Ronaldo Matias de Lima, 38 anos, está, certamente, entre os primeiros chefs de cozinha de Londrina. Ele chegou à cidade há 12 anos, vindo de São Paulo, onde exercia a função no Hotel Maksoud Plaza. Em Londrina, trabalhou inicialmente no Catuaí Shopping Center, logo que o empreendimento foi inaugurado.
Nunca mais deixou Londrina. Mas avisa: ''Em Londrina falta mão-de-obra especializada nesse ramo. Mesmo assim, não é uma cidade com muito espaço para chefs. Talvez daqui a cinco anos haja mais campo, com o desenvolvimento da cidade e da área de turismo, principalmente'', observa.
Chef Ronaldo trabalha há quatro anos no Hotel Bourbon e traz no currículo, além da passagem pelo Hotel Maksoud, também trabalhos no Hilton e Hotel Escola Senac Águas de São Pedro, onde fez curso técnico (na época ainda não havia o curso superior de gastronomia).

* **Ação necessária A**
Liste todos os hotéis citados no texto sobre o chef Ronaldo.
* **Ação necessária B**
Dê a continuação do texto sobre o chef Ronaldo, começando logo após a última frase apresentada.

* **Registros do conjunto**
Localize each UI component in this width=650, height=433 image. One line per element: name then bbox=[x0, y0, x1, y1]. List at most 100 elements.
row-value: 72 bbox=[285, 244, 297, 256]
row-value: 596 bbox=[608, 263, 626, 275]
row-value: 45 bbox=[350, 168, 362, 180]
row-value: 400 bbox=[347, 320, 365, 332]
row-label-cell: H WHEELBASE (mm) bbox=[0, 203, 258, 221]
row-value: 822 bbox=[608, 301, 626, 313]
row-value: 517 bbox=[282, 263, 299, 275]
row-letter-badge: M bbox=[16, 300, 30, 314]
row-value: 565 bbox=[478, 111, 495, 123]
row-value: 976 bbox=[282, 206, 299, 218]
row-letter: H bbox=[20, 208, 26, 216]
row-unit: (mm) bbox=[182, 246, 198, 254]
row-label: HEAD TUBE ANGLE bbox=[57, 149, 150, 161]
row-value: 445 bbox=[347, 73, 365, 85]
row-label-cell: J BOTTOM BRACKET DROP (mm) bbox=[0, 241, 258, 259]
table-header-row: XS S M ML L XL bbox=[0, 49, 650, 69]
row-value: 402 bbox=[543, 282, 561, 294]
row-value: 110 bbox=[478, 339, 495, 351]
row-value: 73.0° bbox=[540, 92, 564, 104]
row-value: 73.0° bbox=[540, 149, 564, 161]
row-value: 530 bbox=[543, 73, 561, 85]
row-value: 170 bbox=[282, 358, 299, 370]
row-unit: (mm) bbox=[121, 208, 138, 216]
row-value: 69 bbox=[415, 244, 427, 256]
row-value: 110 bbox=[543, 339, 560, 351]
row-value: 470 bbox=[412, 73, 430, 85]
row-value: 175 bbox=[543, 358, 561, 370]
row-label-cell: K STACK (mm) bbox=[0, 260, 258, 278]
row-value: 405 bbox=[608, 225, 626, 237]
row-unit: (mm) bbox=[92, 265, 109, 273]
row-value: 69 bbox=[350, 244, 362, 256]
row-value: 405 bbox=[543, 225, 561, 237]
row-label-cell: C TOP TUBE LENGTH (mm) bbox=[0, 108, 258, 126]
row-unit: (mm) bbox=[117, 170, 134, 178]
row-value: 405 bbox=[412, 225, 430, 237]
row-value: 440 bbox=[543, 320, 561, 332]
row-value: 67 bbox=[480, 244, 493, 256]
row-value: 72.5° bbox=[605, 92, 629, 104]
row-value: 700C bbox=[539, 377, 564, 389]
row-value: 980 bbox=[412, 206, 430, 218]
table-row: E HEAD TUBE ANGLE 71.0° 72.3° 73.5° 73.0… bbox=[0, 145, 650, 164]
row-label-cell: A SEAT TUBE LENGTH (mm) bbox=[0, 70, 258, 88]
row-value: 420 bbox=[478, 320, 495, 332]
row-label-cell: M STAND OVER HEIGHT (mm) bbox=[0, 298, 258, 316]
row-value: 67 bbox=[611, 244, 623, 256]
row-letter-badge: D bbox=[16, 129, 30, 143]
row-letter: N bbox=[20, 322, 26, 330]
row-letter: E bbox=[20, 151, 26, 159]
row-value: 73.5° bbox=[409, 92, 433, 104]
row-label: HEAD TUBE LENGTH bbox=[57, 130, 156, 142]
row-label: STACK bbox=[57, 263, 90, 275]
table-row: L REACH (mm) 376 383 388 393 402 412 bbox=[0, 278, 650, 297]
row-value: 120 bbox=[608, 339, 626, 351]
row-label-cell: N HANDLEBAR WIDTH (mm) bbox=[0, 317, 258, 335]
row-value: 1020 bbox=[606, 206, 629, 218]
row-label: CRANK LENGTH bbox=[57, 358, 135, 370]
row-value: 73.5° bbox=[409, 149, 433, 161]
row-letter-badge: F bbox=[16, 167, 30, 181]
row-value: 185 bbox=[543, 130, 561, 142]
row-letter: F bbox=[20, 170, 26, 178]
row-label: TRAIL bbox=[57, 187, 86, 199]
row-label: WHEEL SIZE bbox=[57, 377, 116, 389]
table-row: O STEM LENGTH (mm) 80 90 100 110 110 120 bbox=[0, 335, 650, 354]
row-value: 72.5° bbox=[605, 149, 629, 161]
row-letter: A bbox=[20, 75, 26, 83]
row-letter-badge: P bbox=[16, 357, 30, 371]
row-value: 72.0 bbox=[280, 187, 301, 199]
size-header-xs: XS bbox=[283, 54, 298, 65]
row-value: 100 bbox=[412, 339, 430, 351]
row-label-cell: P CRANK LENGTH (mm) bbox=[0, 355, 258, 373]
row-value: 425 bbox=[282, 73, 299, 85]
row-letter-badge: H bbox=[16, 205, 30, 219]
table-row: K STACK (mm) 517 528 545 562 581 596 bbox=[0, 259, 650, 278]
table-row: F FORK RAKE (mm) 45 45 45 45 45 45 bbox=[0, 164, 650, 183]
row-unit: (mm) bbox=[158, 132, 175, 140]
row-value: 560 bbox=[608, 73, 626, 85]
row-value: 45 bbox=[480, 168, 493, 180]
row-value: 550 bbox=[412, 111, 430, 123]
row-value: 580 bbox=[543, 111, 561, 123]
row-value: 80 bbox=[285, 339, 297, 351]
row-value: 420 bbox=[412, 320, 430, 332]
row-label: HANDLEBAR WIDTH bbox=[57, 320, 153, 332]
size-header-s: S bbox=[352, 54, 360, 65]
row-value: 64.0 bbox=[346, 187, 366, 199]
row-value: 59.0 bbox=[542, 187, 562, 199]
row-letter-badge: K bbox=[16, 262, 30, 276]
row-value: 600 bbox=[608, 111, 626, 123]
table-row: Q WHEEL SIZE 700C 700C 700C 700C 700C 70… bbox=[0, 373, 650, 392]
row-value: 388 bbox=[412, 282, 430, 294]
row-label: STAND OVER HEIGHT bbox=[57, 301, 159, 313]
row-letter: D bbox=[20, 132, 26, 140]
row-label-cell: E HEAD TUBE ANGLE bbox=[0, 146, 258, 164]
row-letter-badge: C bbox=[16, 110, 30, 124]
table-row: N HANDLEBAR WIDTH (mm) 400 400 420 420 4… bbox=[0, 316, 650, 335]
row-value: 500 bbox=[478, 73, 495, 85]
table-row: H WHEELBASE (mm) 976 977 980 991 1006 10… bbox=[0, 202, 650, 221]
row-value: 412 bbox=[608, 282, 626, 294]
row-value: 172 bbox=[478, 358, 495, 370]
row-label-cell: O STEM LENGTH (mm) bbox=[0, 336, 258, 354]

* **Resposta escrita A**
Hotel Maksoud Plaza, Hotel Bourbon, Hilton e Hotel Escola Senac Águas de São Pedro.

* **Resposta escrita B**
Segundo ele, para atuar em hotéis o chef tem que ter uma formação sólida, precisando passar por bons cursos de especialização e aprimoramento. Quem puder, aconselha, deve fazer o curso superior de Gastronomia. 'Não basta só saber cozinhar. A pessoa tem que estudar línguas, tem que aprender a fazer controle de estoque, qualidade dos pratos, controle dos custos, tem que conhecer os produtos disponíveis no mercado e estar sempre se atualizando'', diz.
O gerente operacional do hotel, Leandro Mosca, acrescenta que a sobrevivência de um hotel que tem muitos eventos e serve muitas refeições está, em grande parte, nas mãos do chef de cozinha. Para chegar a chef, Ronaldo cita alguns pré-requisitos: determinação, garra, boa vontade, criatividade, humildade, liderança e vontade de estar sempre pesquisando. (B.B.)